- _YOUR INSTRUCTIONS_
Wherever the string "Speed" occurs in a line of these records, report that line.

- _MATERIAL PROVIDED_
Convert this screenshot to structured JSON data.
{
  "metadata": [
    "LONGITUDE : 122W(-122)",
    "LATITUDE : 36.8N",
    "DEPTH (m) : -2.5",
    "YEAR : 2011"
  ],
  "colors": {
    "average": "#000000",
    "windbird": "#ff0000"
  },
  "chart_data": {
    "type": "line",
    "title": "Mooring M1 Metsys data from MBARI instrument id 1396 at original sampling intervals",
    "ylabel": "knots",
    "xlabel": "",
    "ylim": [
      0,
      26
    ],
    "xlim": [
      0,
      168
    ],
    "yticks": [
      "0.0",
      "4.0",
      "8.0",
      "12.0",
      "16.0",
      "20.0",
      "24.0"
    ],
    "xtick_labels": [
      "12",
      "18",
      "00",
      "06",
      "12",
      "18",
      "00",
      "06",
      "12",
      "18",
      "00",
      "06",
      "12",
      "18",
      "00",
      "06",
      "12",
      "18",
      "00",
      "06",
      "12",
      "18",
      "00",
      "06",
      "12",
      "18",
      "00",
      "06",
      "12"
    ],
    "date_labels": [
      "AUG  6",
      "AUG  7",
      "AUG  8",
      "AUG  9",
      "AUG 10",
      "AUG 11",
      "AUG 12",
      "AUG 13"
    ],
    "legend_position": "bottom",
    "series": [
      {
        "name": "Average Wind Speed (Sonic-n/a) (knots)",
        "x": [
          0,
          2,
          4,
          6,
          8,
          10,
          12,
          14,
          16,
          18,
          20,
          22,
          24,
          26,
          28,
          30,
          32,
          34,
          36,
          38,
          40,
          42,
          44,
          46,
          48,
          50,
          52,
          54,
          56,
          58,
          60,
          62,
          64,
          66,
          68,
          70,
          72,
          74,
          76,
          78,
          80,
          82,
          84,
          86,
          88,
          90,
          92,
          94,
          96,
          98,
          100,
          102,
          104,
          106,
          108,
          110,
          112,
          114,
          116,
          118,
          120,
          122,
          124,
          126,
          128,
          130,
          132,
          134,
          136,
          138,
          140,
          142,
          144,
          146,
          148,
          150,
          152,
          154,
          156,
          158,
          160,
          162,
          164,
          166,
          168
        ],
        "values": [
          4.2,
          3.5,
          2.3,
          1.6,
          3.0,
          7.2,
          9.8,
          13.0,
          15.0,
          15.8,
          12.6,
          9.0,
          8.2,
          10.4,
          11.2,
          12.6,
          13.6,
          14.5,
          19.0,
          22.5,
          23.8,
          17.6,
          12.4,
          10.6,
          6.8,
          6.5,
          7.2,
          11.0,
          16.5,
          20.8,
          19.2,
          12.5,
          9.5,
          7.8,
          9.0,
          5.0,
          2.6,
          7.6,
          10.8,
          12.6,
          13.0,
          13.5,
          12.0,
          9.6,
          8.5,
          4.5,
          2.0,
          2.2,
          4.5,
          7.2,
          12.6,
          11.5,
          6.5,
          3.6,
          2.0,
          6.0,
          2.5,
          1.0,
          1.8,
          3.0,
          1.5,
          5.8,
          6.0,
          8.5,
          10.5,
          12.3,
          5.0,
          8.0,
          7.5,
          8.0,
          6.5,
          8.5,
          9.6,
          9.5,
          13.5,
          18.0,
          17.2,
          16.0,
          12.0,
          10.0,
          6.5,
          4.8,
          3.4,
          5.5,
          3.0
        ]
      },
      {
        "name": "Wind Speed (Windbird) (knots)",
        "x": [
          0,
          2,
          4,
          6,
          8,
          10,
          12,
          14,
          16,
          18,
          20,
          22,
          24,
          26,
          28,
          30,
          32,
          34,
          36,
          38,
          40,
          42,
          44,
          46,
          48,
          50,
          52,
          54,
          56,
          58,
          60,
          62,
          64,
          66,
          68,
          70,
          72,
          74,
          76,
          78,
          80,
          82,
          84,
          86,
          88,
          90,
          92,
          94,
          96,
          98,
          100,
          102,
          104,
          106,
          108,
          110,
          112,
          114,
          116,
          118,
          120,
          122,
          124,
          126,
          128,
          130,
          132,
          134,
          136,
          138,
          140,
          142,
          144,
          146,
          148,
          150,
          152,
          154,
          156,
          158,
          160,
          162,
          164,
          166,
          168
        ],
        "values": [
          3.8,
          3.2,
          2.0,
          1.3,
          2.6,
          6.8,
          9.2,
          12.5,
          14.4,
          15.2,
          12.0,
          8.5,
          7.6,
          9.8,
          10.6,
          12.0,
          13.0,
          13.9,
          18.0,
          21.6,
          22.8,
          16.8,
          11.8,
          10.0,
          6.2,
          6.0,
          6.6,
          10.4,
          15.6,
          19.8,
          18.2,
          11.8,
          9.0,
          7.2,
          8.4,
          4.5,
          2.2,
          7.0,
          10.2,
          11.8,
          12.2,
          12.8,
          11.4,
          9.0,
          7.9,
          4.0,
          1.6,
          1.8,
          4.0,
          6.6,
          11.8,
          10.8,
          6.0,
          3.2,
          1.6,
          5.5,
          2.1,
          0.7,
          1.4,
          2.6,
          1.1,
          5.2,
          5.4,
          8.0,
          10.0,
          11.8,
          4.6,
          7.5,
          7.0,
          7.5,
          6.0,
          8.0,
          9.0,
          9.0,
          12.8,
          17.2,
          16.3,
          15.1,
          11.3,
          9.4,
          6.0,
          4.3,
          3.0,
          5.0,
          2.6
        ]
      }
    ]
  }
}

- _ANSWER BELOW_
        "name": "Average Wind Speed (Sonic-n/a) (knots)",
        "name": "Wind Speed (Windbird) (knots)",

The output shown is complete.